→ **SELECTED EXTRACT**
--- START ---

The chemicals kill fast-growing cells including hair, bone marrow, digestive tract, and others and it is in these areas that side effects usually occur.

Side effects of chemotherapy can range from mild to extreme.

Almost everyone undergoing chemotherapy has some hair loss. Some may choose to wear wigs or other headcoverings during treatment, but if you’re comfortable without hair that’s OK, too!

Many people experience nausea, fatigue, sleeplessness, periods of hyperactivity, irritability, and/or depression. If the symptoms interfere with your quality of life alert your medical team. They can help.

Premenopausal women may experience premature menopause symptoms as a side effect. Talk with your oncologist and your OB/GYN.

Your immune system is dependent on your bone marrow cells and they will be affected by chemotherapy. Your immune system will be depressed during and after chemotherapy and you should take prudent precautions.

--- END ---

→ **STORED DATA**

--- START ---

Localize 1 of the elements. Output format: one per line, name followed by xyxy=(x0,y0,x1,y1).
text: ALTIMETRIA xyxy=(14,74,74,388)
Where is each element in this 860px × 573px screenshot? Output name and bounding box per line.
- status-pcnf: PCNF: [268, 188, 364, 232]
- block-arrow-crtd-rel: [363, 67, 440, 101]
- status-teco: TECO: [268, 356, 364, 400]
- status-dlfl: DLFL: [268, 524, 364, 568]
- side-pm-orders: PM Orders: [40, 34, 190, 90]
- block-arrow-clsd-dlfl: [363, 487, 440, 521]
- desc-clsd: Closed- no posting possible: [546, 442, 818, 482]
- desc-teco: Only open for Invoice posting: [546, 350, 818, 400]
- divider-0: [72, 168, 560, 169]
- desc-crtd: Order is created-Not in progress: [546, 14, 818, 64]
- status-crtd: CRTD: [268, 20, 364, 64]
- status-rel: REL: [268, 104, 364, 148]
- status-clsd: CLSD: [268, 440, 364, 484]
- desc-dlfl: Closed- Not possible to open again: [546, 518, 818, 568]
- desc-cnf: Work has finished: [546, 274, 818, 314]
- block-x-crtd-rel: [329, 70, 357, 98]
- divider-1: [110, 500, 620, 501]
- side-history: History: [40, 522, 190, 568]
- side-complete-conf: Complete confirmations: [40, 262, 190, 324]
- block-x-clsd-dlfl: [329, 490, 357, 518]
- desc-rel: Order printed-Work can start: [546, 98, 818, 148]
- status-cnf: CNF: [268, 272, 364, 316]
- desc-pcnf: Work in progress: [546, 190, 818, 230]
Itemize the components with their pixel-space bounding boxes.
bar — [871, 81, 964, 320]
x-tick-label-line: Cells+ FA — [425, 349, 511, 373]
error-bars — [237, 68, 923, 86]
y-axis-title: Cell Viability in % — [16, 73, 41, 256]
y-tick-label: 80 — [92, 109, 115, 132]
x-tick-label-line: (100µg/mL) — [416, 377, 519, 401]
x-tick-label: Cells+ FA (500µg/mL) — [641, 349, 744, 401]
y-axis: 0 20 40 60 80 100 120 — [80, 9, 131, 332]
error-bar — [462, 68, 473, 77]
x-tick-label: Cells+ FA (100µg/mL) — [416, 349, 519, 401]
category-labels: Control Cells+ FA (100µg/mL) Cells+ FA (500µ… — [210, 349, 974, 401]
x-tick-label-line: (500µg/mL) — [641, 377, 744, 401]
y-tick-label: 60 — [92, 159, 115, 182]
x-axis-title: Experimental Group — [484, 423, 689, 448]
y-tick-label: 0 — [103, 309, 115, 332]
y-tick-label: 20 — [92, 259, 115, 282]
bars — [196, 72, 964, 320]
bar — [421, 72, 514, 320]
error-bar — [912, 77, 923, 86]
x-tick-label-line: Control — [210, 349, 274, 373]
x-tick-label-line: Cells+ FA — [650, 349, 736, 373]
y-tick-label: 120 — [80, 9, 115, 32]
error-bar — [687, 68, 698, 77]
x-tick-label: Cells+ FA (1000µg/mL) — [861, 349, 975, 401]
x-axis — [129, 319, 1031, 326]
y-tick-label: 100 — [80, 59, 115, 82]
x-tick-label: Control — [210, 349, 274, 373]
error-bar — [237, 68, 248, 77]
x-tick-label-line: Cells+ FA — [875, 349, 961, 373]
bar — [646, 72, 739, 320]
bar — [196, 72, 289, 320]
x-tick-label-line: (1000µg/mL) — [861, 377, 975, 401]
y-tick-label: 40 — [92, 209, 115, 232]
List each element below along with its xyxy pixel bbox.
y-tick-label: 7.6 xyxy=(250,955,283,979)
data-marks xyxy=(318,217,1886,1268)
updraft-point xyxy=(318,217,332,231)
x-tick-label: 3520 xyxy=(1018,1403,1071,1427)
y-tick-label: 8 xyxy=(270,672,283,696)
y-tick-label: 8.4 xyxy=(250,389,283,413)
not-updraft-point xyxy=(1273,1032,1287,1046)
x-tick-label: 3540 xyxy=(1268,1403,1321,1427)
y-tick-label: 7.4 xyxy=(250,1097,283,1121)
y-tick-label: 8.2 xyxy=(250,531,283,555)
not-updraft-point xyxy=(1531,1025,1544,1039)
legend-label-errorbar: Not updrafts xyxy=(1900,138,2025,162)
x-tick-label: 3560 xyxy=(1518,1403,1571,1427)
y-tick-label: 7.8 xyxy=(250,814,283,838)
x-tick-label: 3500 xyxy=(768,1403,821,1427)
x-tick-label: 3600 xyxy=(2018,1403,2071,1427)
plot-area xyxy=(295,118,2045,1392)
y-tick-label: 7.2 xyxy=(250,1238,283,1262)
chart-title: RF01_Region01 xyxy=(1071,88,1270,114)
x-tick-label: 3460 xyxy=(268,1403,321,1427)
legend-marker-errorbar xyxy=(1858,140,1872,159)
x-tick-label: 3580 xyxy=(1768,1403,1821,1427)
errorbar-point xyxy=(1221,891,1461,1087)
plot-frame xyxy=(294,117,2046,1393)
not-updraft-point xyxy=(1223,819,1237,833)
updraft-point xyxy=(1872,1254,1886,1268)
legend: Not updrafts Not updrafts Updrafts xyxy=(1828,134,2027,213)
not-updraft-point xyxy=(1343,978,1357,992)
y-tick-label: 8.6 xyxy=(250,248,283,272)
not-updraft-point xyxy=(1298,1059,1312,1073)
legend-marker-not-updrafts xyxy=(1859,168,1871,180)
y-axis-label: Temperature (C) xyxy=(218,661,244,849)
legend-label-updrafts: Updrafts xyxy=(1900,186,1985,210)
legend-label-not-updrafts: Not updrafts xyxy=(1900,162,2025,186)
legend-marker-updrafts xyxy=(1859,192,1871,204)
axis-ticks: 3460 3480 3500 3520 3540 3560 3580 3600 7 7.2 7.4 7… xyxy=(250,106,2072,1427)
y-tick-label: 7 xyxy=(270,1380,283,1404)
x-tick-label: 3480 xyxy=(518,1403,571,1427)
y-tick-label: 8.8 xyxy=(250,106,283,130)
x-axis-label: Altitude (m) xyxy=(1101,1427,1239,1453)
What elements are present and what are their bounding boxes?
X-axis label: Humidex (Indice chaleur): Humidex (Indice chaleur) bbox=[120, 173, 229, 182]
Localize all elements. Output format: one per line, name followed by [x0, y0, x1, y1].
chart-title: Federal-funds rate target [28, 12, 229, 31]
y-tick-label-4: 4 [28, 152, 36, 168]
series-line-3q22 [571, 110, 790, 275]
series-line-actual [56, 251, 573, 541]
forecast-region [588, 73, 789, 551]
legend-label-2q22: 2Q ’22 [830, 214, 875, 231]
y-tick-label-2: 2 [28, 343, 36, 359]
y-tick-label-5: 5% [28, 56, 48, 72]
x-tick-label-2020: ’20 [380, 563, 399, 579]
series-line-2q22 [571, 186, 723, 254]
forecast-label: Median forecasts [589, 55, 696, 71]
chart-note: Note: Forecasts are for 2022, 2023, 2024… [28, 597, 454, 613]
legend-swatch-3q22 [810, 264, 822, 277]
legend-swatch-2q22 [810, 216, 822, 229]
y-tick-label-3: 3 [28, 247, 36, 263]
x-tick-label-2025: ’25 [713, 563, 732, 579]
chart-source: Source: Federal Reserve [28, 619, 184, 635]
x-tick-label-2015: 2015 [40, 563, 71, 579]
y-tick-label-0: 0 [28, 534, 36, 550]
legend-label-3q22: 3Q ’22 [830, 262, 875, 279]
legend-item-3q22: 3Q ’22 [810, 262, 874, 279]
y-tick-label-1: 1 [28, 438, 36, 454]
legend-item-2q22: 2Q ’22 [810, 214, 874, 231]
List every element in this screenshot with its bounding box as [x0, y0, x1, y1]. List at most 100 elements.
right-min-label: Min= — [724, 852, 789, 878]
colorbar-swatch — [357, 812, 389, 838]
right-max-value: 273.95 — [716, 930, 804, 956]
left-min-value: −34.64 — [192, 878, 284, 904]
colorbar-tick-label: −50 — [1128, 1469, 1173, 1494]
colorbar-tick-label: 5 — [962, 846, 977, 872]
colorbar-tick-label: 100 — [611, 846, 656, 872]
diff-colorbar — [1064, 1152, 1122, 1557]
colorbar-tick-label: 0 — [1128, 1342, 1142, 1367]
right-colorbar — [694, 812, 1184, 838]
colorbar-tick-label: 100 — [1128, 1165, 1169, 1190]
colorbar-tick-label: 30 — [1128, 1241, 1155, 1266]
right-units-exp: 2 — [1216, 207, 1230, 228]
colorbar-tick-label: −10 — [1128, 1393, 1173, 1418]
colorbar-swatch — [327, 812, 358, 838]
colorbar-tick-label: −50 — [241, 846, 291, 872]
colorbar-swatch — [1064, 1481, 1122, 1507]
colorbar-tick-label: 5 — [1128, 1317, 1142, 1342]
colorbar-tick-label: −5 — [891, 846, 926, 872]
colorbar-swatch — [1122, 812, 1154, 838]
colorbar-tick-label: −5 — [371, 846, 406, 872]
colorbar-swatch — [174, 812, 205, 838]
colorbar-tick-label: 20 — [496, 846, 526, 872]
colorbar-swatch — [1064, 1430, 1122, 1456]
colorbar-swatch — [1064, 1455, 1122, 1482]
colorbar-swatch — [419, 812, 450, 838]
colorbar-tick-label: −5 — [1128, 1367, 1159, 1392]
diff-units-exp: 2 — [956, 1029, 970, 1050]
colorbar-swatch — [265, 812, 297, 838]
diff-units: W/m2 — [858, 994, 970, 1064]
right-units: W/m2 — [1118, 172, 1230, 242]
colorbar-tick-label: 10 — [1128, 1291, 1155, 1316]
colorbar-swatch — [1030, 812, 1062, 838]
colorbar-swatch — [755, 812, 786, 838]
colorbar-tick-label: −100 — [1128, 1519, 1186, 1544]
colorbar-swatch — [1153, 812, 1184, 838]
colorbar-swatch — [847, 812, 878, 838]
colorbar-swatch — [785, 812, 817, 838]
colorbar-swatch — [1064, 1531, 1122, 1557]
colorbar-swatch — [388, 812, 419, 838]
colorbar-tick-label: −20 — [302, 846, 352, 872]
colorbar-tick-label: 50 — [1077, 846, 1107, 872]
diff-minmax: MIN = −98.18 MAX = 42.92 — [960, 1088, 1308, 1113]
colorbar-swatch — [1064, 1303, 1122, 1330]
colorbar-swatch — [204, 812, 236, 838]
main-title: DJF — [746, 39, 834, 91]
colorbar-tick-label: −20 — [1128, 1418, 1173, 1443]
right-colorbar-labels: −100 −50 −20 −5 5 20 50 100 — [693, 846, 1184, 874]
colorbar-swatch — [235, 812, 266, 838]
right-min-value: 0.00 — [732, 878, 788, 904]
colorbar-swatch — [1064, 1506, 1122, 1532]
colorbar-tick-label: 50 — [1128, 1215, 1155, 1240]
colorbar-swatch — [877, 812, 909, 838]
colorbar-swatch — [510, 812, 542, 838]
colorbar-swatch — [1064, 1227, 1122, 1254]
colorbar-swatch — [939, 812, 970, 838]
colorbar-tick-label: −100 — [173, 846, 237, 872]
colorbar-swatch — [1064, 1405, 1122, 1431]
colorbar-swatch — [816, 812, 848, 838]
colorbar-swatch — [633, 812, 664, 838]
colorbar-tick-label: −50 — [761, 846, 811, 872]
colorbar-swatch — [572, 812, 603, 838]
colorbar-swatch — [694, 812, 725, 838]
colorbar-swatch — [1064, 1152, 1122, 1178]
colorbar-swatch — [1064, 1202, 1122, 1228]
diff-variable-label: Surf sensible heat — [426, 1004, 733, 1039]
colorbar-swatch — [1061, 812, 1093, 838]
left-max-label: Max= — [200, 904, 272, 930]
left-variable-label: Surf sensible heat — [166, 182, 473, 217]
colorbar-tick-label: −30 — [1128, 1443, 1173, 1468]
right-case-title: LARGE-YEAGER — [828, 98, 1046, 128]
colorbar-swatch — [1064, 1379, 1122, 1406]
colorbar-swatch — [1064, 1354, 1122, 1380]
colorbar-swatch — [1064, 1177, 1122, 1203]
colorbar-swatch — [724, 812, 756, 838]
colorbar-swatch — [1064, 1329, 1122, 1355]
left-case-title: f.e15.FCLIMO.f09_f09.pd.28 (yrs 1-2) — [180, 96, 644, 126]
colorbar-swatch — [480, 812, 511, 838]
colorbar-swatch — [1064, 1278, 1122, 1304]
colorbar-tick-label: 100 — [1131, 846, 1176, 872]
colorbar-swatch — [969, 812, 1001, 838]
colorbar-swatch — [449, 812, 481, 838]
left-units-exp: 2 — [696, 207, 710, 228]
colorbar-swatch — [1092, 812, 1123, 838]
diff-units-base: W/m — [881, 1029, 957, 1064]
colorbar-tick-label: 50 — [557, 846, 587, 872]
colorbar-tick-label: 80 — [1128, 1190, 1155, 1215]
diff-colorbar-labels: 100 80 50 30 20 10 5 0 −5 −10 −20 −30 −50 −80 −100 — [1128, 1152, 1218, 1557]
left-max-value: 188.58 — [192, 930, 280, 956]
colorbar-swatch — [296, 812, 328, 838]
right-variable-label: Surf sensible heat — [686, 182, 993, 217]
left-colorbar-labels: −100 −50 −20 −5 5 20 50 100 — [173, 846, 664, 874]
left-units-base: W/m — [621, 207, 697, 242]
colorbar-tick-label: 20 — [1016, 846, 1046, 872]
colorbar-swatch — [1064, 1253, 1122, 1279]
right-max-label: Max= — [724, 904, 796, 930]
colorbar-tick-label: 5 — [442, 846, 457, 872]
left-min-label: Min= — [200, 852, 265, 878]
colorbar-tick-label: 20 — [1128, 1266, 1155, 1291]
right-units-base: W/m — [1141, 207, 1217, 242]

--- END ---

→ **TASK**
Decide whether each statement below agrees with the passage on chemotherapy side effects, answering yes or no and quoting the deciding words of the passage. 1. Nearly everyone receiving chemotherapy loses some hair. 2. The immune system returns to normal as soon as chemotherapy ends. 3. Premenopausal women are advised to consult both their oncologist and their OB/GYN.

→ **THE COMPLETED TASK**
1. Yes: "Almost everyone undergoing chemotherapy has some hair loss."
2. No: "Your immune system will be depressed during and after chemotherapy"
3. Yes: "Talk with your oncologist and your OB/GYN."